::: RECORD EXTRACTS :::

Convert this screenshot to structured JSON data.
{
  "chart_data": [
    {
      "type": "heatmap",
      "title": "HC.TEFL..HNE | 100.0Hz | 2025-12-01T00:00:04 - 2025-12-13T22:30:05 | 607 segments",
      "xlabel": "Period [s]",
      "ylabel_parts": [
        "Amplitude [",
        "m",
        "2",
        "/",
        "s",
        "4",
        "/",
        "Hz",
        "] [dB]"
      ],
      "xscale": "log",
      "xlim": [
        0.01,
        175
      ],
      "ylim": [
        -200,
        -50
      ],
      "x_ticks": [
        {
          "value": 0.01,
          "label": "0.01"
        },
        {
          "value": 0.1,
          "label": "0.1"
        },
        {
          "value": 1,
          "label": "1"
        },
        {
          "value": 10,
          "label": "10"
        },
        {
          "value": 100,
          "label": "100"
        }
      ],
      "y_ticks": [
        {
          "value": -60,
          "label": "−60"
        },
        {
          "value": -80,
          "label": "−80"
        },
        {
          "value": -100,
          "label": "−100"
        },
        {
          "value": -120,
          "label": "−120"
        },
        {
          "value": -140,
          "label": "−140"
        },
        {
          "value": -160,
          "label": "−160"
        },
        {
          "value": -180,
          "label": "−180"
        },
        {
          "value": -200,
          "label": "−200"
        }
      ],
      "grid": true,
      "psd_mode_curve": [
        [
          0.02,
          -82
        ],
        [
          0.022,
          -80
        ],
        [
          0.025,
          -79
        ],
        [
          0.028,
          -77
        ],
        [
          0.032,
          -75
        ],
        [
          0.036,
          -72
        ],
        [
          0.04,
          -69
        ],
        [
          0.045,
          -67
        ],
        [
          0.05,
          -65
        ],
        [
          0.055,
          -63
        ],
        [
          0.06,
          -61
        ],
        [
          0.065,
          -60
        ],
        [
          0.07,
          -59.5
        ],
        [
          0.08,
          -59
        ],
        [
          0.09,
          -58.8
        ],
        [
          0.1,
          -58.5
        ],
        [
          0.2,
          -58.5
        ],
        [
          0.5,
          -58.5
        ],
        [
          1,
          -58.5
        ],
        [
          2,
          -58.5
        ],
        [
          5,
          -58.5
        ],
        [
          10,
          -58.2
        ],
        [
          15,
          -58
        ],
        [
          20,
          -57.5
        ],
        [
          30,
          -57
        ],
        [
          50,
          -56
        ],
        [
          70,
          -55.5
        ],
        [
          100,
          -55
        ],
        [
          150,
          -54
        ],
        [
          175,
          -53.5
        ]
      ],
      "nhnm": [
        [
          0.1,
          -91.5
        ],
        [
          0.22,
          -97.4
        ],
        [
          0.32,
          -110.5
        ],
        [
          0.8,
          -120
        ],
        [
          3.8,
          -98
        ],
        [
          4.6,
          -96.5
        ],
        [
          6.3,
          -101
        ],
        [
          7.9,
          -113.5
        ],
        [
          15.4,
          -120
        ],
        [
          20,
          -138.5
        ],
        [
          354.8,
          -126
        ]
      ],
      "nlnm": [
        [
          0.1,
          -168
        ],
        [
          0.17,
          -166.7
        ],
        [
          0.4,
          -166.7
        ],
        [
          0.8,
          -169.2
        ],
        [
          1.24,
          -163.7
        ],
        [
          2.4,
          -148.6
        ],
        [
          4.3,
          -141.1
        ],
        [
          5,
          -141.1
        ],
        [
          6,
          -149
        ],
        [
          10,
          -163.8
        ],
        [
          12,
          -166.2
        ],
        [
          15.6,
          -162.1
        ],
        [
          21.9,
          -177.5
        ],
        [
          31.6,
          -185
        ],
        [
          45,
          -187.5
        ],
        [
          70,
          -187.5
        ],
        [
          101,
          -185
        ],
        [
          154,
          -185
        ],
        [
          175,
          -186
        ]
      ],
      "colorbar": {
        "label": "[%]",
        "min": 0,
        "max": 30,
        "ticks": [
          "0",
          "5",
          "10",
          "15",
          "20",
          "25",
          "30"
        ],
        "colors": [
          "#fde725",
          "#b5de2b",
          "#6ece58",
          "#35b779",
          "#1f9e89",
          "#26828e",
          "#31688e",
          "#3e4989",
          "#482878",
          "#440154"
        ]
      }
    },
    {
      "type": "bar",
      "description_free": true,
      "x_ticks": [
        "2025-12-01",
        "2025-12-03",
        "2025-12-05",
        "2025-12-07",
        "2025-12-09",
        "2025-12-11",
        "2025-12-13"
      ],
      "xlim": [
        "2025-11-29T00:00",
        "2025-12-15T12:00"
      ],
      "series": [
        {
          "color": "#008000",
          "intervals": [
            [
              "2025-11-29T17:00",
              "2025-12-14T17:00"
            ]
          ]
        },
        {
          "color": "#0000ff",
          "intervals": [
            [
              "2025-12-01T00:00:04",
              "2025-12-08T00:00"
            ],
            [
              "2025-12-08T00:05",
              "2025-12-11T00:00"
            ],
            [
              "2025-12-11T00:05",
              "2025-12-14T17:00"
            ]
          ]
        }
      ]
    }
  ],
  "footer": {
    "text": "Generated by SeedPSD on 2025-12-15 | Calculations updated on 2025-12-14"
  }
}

:::

= EXERCISE DIRECTIONS =
The listing above should be transcribed in full, exactly as written.

= RIGHT ANSWER =
Convert this screenshot to structured JSON data.
{
  "chart_data": [
    {
      "type": "heatmap",
      "title": "HC.TEFL..HNE | 100.0Hz | 2025-12-01T00:00:04 - 2025-12-13T22:30:05 | 607 segments",
      "xlabel": "Period [s]",
      "ylabel_parts": [
        "Amplitude [",
        "m",
        "2",
        "/",
        "s",
        "4",
        "/",
        "Hz",
        "] [dB]"
      ],
      "xscale": "log",
      "xlim": [
        0.01,
        175
      ],
      "ylim": [
        -200,
        -50
      ],
      "x_ticks": [
        {
          "value": 0.01,
          "label": "0.01"
        },
        {
          "value": 0.1,
          "label": "0.1"
        },
        {
          "value": 1,
          "label": "1"
        },
        {
          "value": 10,
          "label": "10"
        },
        {
          "value": 100,
          "label": "100"
        }
      ],
      "y_ticks": [
        {
          "value": -60,
          "label": "−60"
        },
        {
          "value": -80,
          "label": "−80"
        },
        {
          "value": -100,
          "label": "−100"
        },
        {
          "value": -120,
          "label": "−120"
        },
        {
          "value": -140,
          "label": "−140"
        },
        {
          "value": -160,
          "label": "−160"
        },
        {
          "value": -180,
          "label": "−180"
        },
        {
          "value": -200,
          "label": "−200"
        }
      ],
      "grid": true,
      "psd_mode_curve": [
        [
          0.02,
          -82
        ],
        [
          0.022,
          -80
        ],
        [
          0.025,
          -79
        ],
        [
          0.028,
          -77
        ],
        [
          0.032,
          -75
        ],
        [
          0.036,
          -72
        ],
        [
          0.04,
          -69
        ],
        [
          0.045,
          -67
        ],
        [
          0.05,
          -65
        ],
        [
          0.055,
          -63
        ],
        [
          0.06,
          -61
        ],
        [
          0.065,
          -60
        ],
        [
          0.07,
          -59.5
        ],
        [
          0.08,
          -59
        ],
        [
          0.09,
          -58.8
        ],
        [
          0.1,
          -58.5
        ],
        [
          0.2,
          -58.5
        ],
        [
          0.5,
          -58.5
        ],
        [
          1,
          -58.5
        ],
        [
          2,
          -58.5
        ],
        [
          5,
          -58.5
        ],
        [
          10,
          -58.2
        ],
        [
          15,
          -58
        ],
        [
          20,
          -57.5
        ],
        [
          30,
          -57
        ],
        [
          50,
          -56
        ],
        [
          70,
          -55.5
        ],
        [
          100,
          -55
        ],
        [
          150,
          -54
        ],
        [
          175,
          -53.5
        ]
      ],
      "nhnm": [
        [
          0.1,
          -91.5
        ],
        [
          0.22,
          -97.4
        ],
        [
          0.32,
          -110.5
        ],
        [
          0.8,
          -120
        ],
        [
          3.8,
          -98
        ],
        [
          4.6,
          -96.5
        ],
        [
          6.3,
          -101
        ],
        [
          7.9,
          -113.5
        ],
        [
          15.4,
          -120
        ],
        [
          20,
          -138.5
        ],
        [
          354.8,
          -126
        ]
      ],
      "nlnm": [
        [
          0.1,
          -168
        ],
        [
          0.17,
          -166.7
        ],
        [
          0.4,
          -166.7
        ],
        [
          0.8,
          -169.2
        ],
        [
          1.24,
          -163.7
        ],
        [
          2.4,
          -148.6
        ],
        [
          4.3,
          -141.1
        ],
        [
          5,
          -141.1
        ],
        [
          6,
          -149
        ],
        [
          10,
          -163.8
        ],
        [
          12,
          -166.2
        ],
        [
          15.6,
          -162.1
        ],
        [
          21.9,
          -177.5
        ],
        [
          31.6,
          -185
        ],
        [
          45,
          -187.5
        ],
        [
          70,
          -187.5
        ],
        [
          101,
          -185
        ],
        [
          154,
          -185
        ],
        [
          175,
          -186
        ]
      ],
      "colorbar": {
        "label": "[%]",
        "min": 0,
        "max": 30,
        "ticks": [
          "0",
          "5",
          "10",
          "15",
          "20",
          "25",
          "30"
        ],
        "colors": [
          "#fde725",
          "#b5de2b",
          "#6ece58",
          "#35b779",
          "#1f9e89",
          "#26828e",
          "#31688e",
          "#3e4989",
          "#482878",
          "#440154"
        ]
      }
    },
    {
      "type": "bar",
      "description_free": true,
      "x_ticks": [
        "2025-12-01",
        "2025-12-03",
        "2025-12-05",
        "2025-12-07",
        "2025-12-09",
        "2025-12-11",
        "2025-12-13"
      ],
      "xlim": [
        "2025-11-29T00:00",
        "2025-12-15T12:00"
      ],
      "series": [
        {
          "color": "#008000",
          "intervals": [
            [
              "2025-11-29T17:00",
              "2025-12-14T17:00"
            ]
          ]
        },
        {
          "color": "#0000ff",
          "intervals": [
            [
              "2025-12-01T00:00:04",
              "2025-12-08T00:00"
            ],
            [
              "2025-12-08T00:05",
              "2025-12-11T00:00"
            ],
            [
              "2025-12-11T00:05",
              "2025-12-14T17:00"
            ]
          ]
        }
      ]
    }
  ],
  "footer": {
    "text": "Generated by SeedPSD on 2025-12-15 | Calculations updated on 2025-12-14"
  }
}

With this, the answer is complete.